■ **Exercise**
Copy the full text about the Brazilian footballer Quarentinha below, word for word, keeping its lines and punctuation unchanged.

■ **Selected text**
=== Section Start ===
International career
- 1959–1963: Brazil / 13 / (14)

= Quarentinha =

Brazilian footballer

Waldir Cardoso Lebrêgo, best known as Quarentinha (/pt-BR/; born in Belém, Pará State, 15 September 1933 - died in Rio de Janeiro, 11 February 1996) was a Brazilian football (soccer) player who played as a forward and was notable for his fearsome left foot.

==Club career==
Quarentinha played for Paysandu and Vitória, before joining Botafogo. After a short spell with Bonsucesso he returned to Botafogo and later played in Colombia.

He won one Bahia State League (1953), three Rio de Janeiro State League (1957, 1961, 1962), two Rio - São Paulo Cup (1962, 1964), one Mexico Tournament (1962) and one Paris Tournament (1963). He was also the top goalscorer for three consecutive years in Rio Leagues (1958, 1959, 1960).
=== Section End ===
■ **Source material**
=== Section Start ===
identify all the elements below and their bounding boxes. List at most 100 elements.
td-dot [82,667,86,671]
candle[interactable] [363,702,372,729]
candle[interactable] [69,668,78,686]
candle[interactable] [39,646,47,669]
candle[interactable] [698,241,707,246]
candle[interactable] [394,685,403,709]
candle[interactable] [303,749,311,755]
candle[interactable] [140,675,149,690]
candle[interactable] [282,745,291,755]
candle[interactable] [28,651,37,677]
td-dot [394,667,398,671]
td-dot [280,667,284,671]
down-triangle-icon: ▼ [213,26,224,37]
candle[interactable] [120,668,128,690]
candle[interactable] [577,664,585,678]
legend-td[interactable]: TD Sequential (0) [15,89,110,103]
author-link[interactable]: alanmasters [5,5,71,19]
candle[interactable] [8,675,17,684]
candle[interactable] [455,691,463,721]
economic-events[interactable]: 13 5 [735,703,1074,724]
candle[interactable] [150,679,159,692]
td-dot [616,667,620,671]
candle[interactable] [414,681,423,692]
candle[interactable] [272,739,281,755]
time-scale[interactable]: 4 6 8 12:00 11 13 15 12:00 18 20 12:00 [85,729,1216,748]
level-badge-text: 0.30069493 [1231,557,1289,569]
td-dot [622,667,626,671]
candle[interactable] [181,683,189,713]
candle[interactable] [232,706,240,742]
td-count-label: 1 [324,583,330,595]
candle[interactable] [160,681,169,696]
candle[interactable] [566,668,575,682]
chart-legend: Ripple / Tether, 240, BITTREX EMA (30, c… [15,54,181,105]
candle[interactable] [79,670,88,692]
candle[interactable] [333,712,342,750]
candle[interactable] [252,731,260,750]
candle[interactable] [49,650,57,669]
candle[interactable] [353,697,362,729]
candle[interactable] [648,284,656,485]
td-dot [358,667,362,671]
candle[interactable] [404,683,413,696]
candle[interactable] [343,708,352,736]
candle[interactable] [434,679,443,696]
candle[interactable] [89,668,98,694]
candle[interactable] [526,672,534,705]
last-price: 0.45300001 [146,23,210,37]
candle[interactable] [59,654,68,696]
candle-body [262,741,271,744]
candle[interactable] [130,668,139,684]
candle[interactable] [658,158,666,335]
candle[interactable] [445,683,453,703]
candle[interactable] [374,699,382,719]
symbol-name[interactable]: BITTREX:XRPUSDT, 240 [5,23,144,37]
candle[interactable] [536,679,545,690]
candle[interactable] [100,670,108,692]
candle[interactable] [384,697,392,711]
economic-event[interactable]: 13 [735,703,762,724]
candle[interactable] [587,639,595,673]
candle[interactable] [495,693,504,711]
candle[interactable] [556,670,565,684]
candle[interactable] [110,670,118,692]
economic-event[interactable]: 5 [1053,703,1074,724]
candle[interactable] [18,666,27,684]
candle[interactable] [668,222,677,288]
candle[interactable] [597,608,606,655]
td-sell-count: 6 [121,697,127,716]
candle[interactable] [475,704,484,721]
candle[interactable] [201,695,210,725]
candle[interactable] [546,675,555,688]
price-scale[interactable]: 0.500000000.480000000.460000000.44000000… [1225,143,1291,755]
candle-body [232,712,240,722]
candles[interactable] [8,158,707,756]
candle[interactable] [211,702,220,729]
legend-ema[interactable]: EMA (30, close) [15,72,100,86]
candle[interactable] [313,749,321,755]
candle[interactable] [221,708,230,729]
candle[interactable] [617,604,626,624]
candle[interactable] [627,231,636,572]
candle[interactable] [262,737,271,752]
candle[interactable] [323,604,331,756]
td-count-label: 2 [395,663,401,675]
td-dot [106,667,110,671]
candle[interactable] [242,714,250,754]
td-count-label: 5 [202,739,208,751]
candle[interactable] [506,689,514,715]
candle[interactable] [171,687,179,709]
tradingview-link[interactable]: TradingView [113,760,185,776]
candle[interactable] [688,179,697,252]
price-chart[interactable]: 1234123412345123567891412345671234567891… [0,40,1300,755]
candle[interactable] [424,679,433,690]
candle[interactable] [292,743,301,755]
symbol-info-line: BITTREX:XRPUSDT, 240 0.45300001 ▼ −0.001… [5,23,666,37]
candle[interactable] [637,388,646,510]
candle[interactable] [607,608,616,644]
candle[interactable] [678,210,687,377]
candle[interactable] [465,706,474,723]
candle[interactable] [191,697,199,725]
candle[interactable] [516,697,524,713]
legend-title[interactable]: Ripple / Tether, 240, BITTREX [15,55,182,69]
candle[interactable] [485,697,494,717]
=== Section End ===
■ **Exercise answer**
International career
- 1959–1963: Brazil / 13 / (14)

= Quarentinha =

Brazilian footballer

Waldir Cardoso Lebrêgo, best known as Quarentinha (/pt-BR/; born in Belém, Pará State, 15 September 1933 - died in Rio de Janeiro, 11 February 1996) was a Brazilian football (soccer) player who played as a forward and was notable for his fearsome left foot.

==Club career==
Quarentinha played for Paysandu and Vitória, before joining Botafogo. After a short spell with Bonsucesso he returned to Botafogo and later played in Colombia.

He won one Bahia State League (1953), three Rio de Janeiro State League (1957, 1961, 1962), two Rio - São Paulo Cup (1962, 1964), one Mexico Tournament (1962) and one Paris Tournament (1963). He was also the top goalscorer for three consecutive years in Rio Leagues (1958, 1959, 1960).